Exercise aim
Exclude images, then output the remaining data verbatim.
%%
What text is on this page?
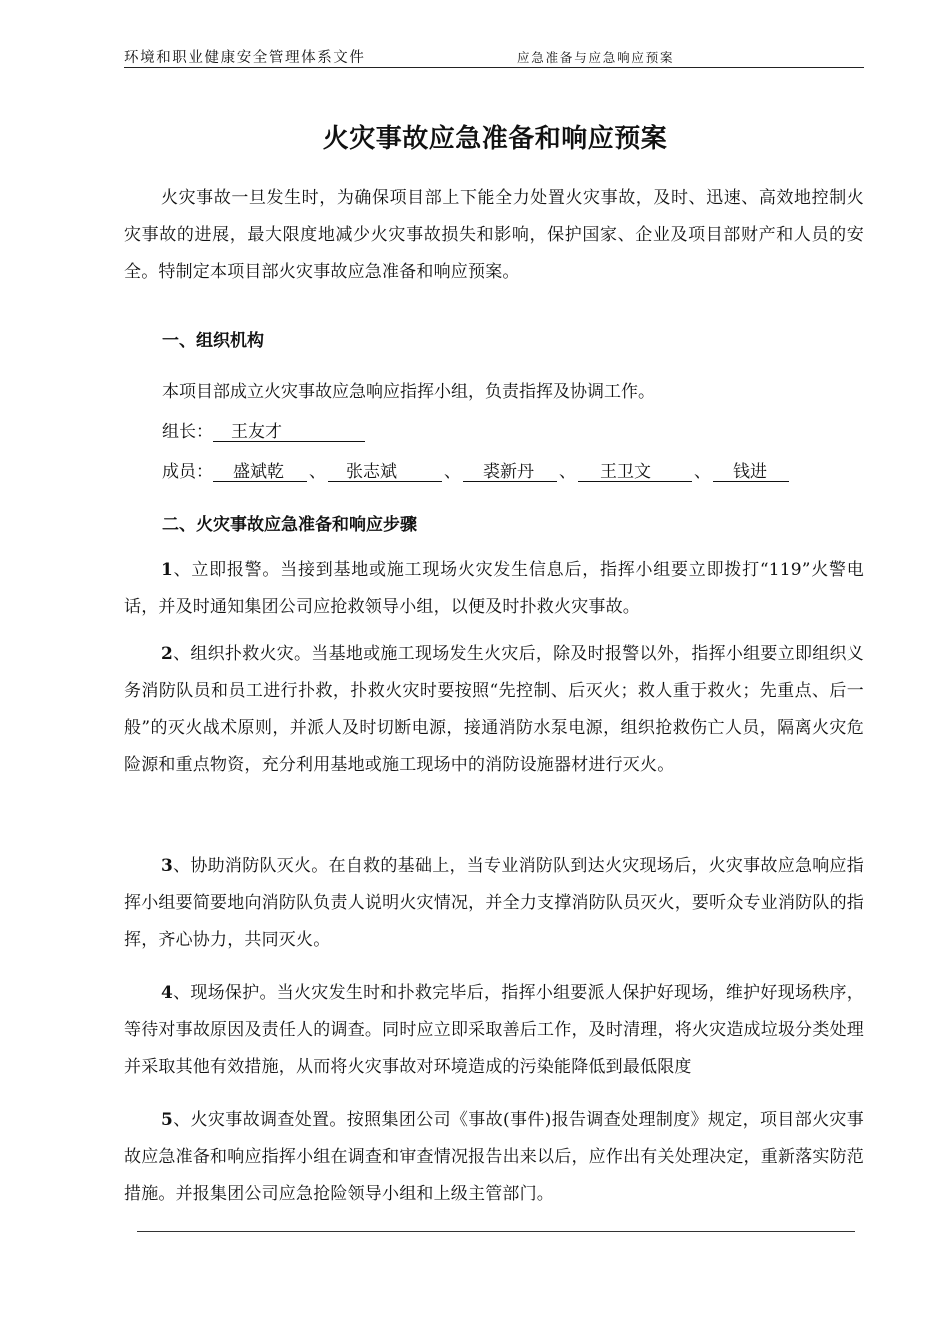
环境和职业健康安全管理体系文件	应急准备与应急响应预案
火灾事故应急准备和响应预案
火灾事故一旦发生时，为确保项目部上下能全力处置火灾事故，及时、迅速、高效地控制火灾事故的进展，最大限度地减少火灾事故损失和影响，保护国家、企业及项目部财产和人员的安全。特制定本项目部火灾事故应急准备和响应预案。
一、组织机构
本项目部成立火灾事故应急响应指挥小组，负责指挥及协调工作。
组长： 王友才
成员： 盛斌乾 、 张志斌	、 裘新丹 、 王卫文	、 钱进
二、火灾事故应急准备和响应步骤
1、立即报警。当接到基地或施工现场火灾发生信息后，指挥小组要立即拨打“119”火警电话，并及时通知集团公司应抢救领导小组，以便及时扑救火灾事故。
2、组织扑救火灾。当基地或施工现场发生火灾后，除及时报警以外，指挥小组要立即组织义务消防队员和员工进行扑救，扑救火灾时要按照“先控制、后灭火；救人重于救火；先重点、后一般”的灭火战术原则，并派人及时切断电源，接通消防水泵电源，组织抢救伤亡人员，隔离火灾危险源和重点物资，充分利用基地或施工现场中的消防设施器材进行灭火。
3、协助消防队灭火。在自救的基础上，当专业消防队到达火灾现场后，火灾事故应急响应指挥小组要简要地向消防队负责人说明火灾情况，并全力支撑消防队员灭火，要听众专业消防队的指挥，齐心协力，共同灭火。
4、现场保护。当火灾发生时和扑救完毕后，指挥小组要派人保护好现场，维护好现场秩序，等待对事故原因及责任人的调查。同时应立即采取善后工作，及时清理，将火灾造成垃圾分类处理并采取其他有效措施，从而将火灾事故对环境造成的污染能降低到最低限度
5、火灾事故调查处置。按照集团公司《事故(事件)报告调查处理制度》规定，项目部火灾事故应急准备和响应指挥小组在调查和审查情况报告出来以后，应作出有关处理决定，重新落实防范措施。并报集团公司应急抢险领导小组和上级主管部门。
%%
Reply to the task
What text is on this page?
环境和职业健康安全管理体系文件	应急准备与应急响应预案
火灾事故应急准备和响应预案
火灾事故一旦发生时，为确保项目部上下能全力处置火灾事故，及时、迅速、高效地控制火灾事故的进展，最大限度地减少火灾事故损失和影响，保护国家、企业及项目部财产和人员的安全。特制定本项目部火灾事故应急准备和响应预案。
一、组织机构
本项目部成立火灾事故应急响应指挥小组，负责指挥及协调工作。
组长： 王友才
成员： 盛斌乾 、 张志斌	、 裘新丹 、 王卫文	、 钱进
二、火灾事故应急准备和响应步骤
1、立即报警。当接到基地或施工现场火灾发生信息后，指挥小组要立即拨打“119”火警电话，并及时通知集团公司应抢救领导小组，以便及时扑救火灾事故。
2、组织扑救火灾。当基地或施工现场发生火灾后，除及时报警以外，指挥小组要立即组织义务消防队员和员工进行扑救，扑救火灾时要按照“先控制、后灭火；救人重于救火；先重点、后一般”的灭火战术原则，并派人及时切断电源，接通消防水泵电源，组织抢救伤亡人员，隔离火灾危险源和重点物资，充分利用基地或施工现场中的消防设施器材进行灭火。
3、协助消防队灭火。在自救的基础上，当专业消防队到达火灾现场后，火灾事故应急响应指挥小组要简要地向消防队负责人说明火灾情况，并全力支撑消防队员灭火，要听众专业消防队的指挥，齐心协力，共同灭火。
4、现场保护。当火灾发生时和扑救完毕后，指挥小组要派人保护好现场，维护好现场秩序，等待对事故原因及责任人的调查。同时应立即采取善后工作，及时清理，将火灾造成垃圾分类处理并采取其他有效措施，从而将火灾事故对环境造成的污染能降低到最低限度
5、火灾事故调查处置。按照集团公司《事故(事件)报告调查处理制度》规定，项目部火灾事故应急准备和响应指挥小组在调查和审查情况报告出来以后，应作出有关处理决定，重新落实防范措施。并报集团公司应急抢险领导小组和上级主管部门。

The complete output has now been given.